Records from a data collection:
============================================================

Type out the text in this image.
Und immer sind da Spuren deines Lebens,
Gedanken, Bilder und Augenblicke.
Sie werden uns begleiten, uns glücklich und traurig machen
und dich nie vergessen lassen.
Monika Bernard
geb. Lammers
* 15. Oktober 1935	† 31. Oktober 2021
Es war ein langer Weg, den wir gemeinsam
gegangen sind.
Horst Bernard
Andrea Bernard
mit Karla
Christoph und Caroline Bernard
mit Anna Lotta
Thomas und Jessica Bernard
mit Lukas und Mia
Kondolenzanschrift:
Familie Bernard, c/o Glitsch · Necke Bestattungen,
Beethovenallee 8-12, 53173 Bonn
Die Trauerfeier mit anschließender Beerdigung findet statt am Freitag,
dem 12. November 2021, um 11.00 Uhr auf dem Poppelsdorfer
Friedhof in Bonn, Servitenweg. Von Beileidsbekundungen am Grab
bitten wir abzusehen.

============================================================

§ Exercise
From the records above, please extract every line and repeat it exactly.

§ Worked solution
Type out the text in this image.
Und immer sind da Spuren deines Lebens,
Gedanken, Bilder und Augenblicke.
Sie werden uns begleiten, uns glücklich und traurig machen
und dich nie vergessen lassen.
Monika Bernard
geb. Lammers
* 15. Oktober 1935	† 31. Oktober 2021
Es war ein langer Weg, den wir gemeinsam
gegangen sind.
Horst Bernard
Andrea Bernard
mit Karla
Christoph und Caroline Bernard
mit Anna Lotta
Thomas und Jessica Bernard
mit Lukas und Mia
Kondolenzanschrift:
Familie Bernard, c/o Glitsch · Necke Bestattungen,
Beethovenallee 8-12, 53173 Bonn
Die Trauerfeier mit anschließender Beerdigung findet statt am Freitag,
dem 12. November 2021, um 11.00 Uhr auf dem Poppelsdorfer
Friedhof in Bonn, Servitenweg. Von Beileidsbekundungen am Grab
bitten wir abzusehen.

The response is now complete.